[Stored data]
** begin **
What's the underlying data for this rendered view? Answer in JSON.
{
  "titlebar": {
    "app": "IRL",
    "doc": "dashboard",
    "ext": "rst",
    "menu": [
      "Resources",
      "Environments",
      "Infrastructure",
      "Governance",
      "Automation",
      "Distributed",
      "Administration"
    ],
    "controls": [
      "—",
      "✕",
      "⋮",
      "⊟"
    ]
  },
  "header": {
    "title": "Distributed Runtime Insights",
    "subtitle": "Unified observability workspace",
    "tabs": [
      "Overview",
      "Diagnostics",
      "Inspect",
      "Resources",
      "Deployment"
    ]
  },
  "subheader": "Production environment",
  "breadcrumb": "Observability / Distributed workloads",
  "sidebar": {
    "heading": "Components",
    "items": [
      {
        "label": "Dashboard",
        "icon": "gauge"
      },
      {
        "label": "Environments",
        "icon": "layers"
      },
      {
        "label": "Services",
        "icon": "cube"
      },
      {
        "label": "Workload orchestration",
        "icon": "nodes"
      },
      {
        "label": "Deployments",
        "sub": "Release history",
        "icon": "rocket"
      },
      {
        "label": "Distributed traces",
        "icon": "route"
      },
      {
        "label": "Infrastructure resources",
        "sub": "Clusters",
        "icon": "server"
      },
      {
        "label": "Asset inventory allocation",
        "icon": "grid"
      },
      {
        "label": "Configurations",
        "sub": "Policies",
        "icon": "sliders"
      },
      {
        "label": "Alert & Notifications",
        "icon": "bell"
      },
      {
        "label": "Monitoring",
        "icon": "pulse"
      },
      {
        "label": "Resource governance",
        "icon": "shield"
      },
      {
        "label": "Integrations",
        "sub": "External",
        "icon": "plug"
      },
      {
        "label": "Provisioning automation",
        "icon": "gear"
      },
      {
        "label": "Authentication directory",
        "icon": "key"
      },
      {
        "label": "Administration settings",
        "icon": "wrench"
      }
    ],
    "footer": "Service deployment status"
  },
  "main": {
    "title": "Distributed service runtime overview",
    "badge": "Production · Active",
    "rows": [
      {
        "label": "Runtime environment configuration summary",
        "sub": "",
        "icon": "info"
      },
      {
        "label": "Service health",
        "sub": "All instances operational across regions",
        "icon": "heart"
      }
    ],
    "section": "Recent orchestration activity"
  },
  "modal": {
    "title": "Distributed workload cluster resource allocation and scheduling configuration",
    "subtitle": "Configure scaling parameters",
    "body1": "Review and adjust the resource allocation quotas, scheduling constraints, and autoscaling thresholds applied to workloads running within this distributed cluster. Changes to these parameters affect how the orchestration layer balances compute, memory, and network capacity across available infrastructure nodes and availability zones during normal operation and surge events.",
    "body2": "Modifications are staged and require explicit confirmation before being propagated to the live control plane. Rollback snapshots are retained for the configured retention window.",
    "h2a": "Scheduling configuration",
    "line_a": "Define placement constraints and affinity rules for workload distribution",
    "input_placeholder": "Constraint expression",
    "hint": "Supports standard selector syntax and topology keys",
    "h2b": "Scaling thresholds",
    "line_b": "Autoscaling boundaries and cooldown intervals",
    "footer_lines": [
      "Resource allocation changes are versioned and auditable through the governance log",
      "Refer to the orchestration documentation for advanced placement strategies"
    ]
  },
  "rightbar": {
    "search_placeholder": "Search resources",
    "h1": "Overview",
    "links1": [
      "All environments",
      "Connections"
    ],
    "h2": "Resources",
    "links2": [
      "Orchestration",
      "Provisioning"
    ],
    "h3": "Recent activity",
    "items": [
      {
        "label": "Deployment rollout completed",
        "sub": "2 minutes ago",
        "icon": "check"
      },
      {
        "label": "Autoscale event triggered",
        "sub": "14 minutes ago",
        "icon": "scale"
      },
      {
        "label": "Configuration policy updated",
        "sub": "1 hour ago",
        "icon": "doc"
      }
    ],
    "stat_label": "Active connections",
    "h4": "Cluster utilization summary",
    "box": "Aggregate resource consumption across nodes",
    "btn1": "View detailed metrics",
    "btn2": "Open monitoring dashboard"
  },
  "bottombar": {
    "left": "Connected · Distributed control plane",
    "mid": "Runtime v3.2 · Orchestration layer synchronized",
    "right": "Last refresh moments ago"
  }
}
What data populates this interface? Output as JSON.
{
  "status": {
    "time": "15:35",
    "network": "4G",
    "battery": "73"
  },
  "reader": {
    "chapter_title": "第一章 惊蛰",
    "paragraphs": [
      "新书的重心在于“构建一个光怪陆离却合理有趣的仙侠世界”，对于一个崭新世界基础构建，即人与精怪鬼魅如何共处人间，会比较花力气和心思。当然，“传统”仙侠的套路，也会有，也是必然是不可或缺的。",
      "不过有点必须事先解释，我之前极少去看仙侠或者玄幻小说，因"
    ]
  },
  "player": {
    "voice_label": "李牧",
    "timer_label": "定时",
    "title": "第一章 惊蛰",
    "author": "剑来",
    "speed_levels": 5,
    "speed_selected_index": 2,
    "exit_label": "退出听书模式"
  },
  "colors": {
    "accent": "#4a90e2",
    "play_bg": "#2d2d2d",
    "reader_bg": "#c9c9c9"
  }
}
** end **
** begin **
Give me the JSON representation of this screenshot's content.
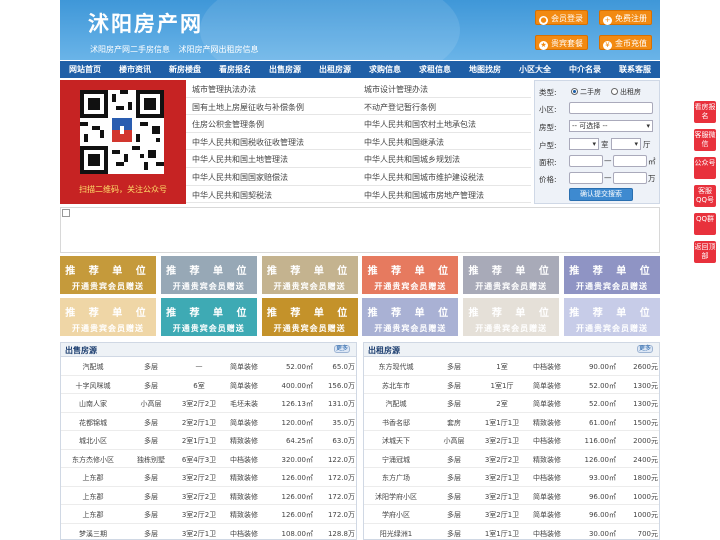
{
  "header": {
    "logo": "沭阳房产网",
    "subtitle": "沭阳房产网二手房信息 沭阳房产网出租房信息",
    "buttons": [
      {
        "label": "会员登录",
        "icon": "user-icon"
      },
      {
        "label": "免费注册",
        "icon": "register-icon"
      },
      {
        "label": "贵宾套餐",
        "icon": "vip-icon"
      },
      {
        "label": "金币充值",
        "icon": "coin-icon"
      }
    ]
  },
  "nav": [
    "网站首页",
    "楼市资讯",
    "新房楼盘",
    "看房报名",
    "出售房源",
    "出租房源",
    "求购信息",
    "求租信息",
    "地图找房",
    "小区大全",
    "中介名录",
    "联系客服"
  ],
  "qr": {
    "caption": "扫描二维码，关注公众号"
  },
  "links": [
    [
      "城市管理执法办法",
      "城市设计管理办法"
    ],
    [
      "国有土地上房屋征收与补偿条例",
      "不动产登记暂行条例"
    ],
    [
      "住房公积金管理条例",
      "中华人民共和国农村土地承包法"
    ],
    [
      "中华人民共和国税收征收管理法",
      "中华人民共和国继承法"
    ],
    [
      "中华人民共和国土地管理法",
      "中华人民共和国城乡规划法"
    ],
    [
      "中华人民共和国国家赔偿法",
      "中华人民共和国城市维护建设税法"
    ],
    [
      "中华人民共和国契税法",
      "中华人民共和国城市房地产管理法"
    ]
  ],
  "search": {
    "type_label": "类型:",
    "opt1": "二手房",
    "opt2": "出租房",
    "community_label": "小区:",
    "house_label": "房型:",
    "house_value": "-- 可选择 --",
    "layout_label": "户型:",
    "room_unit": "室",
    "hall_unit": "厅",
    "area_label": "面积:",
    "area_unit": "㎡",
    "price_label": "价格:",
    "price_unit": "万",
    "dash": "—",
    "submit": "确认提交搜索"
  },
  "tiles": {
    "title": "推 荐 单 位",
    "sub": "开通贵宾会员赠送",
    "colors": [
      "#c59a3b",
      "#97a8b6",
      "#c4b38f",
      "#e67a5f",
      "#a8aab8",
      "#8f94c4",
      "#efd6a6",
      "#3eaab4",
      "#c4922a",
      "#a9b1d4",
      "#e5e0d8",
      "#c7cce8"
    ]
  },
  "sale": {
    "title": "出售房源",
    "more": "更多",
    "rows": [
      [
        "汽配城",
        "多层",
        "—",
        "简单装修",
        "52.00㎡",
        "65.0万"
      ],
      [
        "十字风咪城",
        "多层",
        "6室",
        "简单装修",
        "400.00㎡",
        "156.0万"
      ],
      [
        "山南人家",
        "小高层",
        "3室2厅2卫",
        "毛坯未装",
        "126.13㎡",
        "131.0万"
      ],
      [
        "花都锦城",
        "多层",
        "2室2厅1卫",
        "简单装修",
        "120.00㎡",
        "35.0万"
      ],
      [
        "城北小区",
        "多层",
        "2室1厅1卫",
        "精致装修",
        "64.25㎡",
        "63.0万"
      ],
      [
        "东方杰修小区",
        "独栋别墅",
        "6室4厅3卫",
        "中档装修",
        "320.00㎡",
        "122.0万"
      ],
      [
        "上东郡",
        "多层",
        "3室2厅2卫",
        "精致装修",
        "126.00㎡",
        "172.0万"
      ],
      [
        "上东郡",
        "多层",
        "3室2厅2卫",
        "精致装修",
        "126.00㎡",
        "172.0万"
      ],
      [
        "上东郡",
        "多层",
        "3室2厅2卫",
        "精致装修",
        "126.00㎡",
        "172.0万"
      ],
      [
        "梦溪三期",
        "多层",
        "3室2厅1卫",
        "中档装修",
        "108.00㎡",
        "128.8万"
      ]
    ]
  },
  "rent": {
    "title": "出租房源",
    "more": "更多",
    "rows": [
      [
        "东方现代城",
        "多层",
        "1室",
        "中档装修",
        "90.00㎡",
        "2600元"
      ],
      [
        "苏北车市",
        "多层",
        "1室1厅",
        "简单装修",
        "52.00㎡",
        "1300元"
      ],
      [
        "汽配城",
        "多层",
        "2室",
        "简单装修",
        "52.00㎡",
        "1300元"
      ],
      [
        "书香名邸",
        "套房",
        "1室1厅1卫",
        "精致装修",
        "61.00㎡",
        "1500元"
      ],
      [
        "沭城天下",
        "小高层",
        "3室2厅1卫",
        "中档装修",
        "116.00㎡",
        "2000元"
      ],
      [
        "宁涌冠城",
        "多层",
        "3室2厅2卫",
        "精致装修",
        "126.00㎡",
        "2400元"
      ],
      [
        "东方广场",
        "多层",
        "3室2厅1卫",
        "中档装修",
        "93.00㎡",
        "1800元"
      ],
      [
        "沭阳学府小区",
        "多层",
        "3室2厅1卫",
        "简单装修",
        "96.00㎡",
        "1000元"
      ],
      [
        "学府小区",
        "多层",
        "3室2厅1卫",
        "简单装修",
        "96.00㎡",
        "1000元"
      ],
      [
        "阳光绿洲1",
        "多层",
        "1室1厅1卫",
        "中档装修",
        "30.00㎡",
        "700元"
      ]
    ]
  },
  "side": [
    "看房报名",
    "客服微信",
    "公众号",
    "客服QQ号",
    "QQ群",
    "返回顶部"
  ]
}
** end **
** begin **
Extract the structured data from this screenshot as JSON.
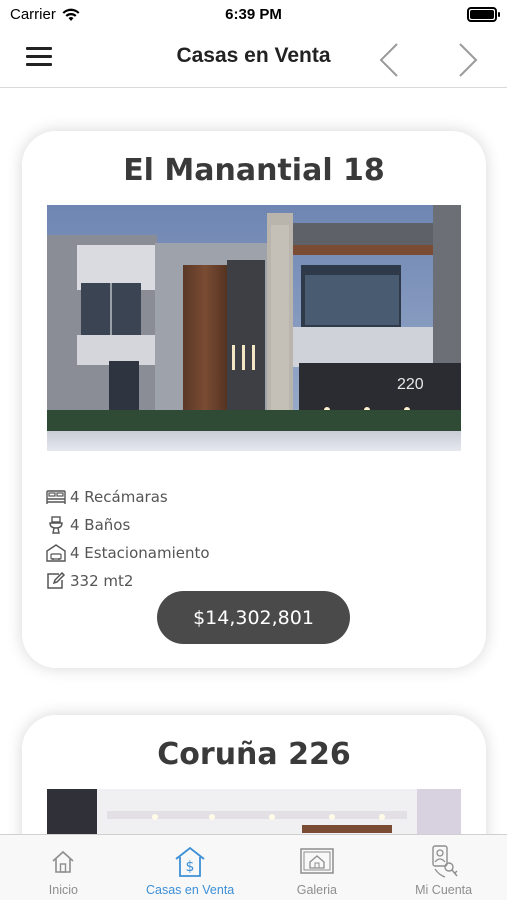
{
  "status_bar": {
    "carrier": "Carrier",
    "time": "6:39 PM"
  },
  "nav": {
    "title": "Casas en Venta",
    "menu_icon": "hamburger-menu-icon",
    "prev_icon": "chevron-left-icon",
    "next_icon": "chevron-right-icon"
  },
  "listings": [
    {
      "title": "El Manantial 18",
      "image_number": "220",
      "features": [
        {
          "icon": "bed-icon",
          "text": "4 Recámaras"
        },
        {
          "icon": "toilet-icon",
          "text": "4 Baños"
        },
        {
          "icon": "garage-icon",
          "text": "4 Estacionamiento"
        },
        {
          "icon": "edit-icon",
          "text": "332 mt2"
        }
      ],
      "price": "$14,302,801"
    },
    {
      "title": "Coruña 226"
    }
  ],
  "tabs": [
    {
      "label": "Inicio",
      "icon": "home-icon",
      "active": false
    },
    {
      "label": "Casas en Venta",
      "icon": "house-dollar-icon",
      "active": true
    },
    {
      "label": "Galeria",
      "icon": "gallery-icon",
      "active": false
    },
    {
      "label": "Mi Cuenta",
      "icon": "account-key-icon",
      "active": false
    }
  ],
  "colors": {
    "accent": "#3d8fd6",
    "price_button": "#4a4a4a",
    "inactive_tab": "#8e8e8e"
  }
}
** end **
Work required: Determine how many lines in the records contain "placement", and reply with the number only.

Result for this task: 2